Element boundary records:

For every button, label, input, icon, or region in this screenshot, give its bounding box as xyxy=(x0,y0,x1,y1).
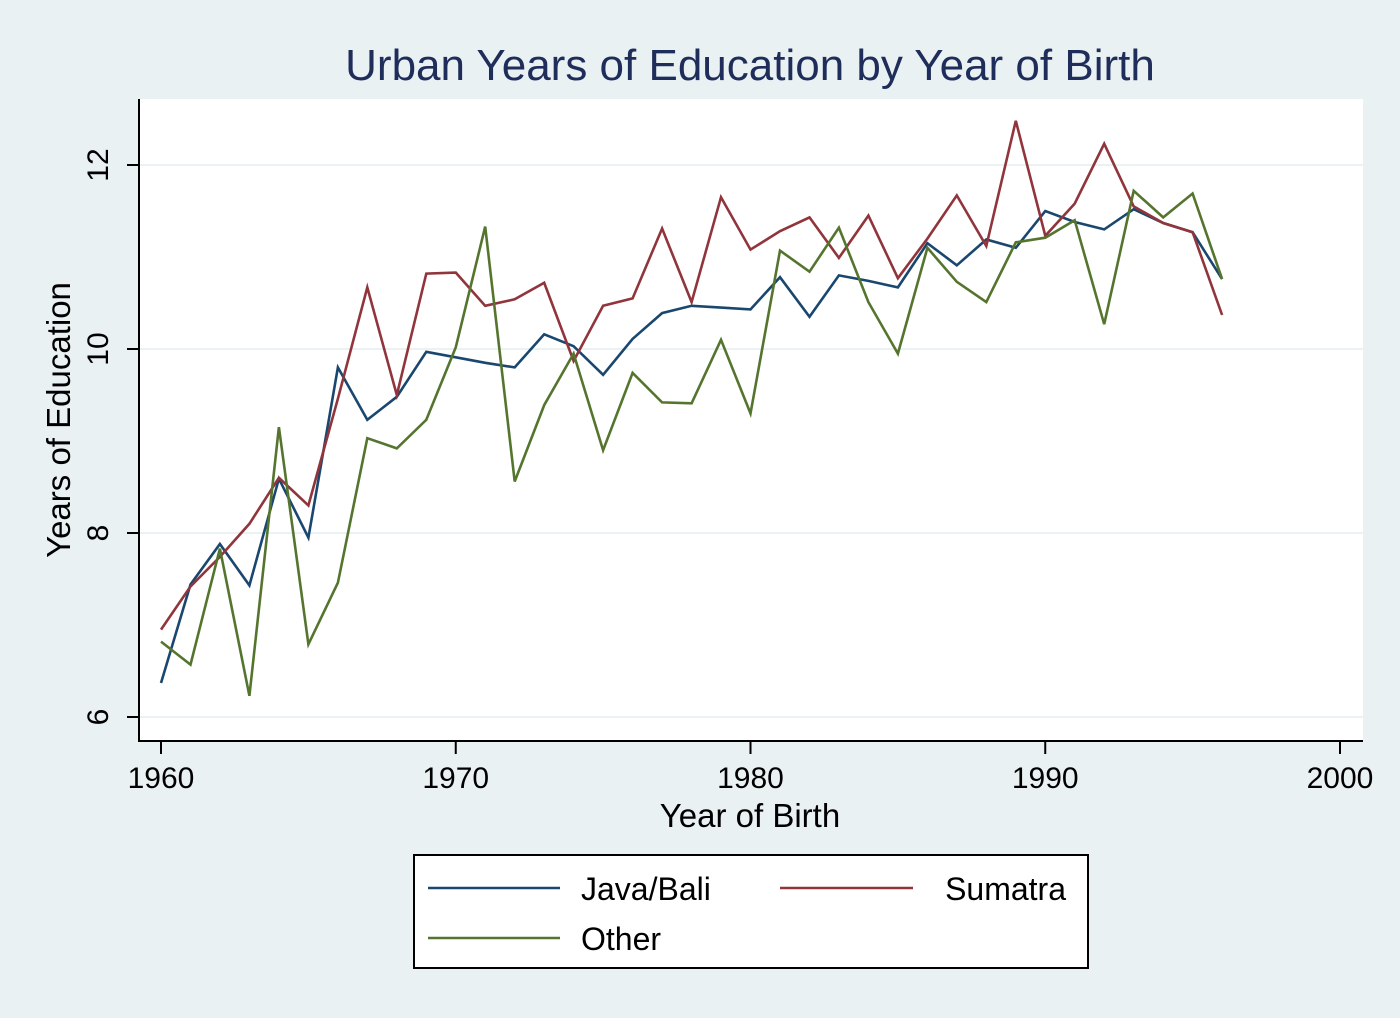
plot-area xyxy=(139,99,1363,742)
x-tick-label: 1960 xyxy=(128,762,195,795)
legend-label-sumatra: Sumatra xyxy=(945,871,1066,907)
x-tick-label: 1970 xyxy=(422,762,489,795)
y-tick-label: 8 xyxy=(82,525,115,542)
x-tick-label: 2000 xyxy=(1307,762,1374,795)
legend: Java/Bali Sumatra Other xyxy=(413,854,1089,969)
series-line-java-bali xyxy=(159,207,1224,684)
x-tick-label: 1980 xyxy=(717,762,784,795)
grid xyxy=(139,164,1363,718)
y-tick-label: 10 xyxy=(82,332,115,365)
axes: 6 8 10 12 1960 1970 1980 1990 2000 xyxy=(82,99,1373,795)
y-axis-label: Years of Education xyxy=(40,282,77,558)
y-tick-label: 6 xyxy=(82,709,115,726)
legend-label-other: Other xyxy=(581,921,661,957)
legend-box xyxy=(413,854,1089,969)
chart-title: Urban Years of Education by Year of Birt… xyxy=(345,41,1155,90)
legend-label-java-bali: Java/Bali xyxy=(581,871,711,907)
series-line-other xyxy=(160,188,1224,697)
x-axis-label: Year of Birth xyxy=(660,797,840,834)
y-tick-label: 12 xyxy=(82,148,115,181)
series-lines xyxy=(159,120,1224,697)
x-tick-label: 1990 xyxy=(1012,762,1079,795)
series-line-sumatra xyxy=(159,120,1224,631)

• [EXERCISE OBJECTIVE]: Rewrite the lines above with "Years of Education" swapped for "Schooling Years" everywhere it occurs, changing nothing else, and leave the pictures out.

• [RESULT OF THIS TASK]:
For every button, label, input, icon, or region in this screenshot, give its bounding box as xyxy=(x0,y0,x1,y1).
plot-area xyxy=(139,99,1363,742)
x-tick-label: 1960 xyxy=(128,762,195,795)
legend-label-sumatra: Sumatra xyxy=(945,871,1066,907)
x-tick-label: 1970 xyxy=(422,762,489,795)
y-tick-label: 8 xyxy=(82,525,115,542)
x-tick-label: 2000 xyxy=(1307,762,1374,795)
legend: Java/Bali Sumatra Other xyxy=(413,854,1089,969)
series-line-java-bali xyxy=(159,207,1224,684)
x-tick-label: 1980 xyxy=(717,762,784,795)
grid xyxy=(139,164,1363,718)
y-tick-label: 10 xyxy=(82,332,115,365)
axes: 6 8 10 12 1960 1970 1980 1990 2000 xyxy=(82,99,1373,795)
y-axis-label: Schooling Years xyxy=(40,282,77,558)
y-tick-label: 6 xyxy=(82,709,115,726)
legend-label-other: Other xyxy=(581,921,661,957)
legend-box xyxy=(413,854,1089,969)
chart-title: Urban Schooling Years by Year of Birt… xyxy=(345,41,1155,90)
legend-label-java-bali: Java/Bali xyxy=(581,871,711,907)
series-line-other xyxy=(160,188,1224,697)
x-axis-label: Year of Birth xyxy=(660,797,840,834)
y-tick-label: 12 xyxy=(82,148,115,181)
series-lines xyxy=(159,120,1224,697)
x-tick-label: 1990 xyxy=(1012,762,1079,795)
series-line-sumatra xyxy=(159,120,1224,631)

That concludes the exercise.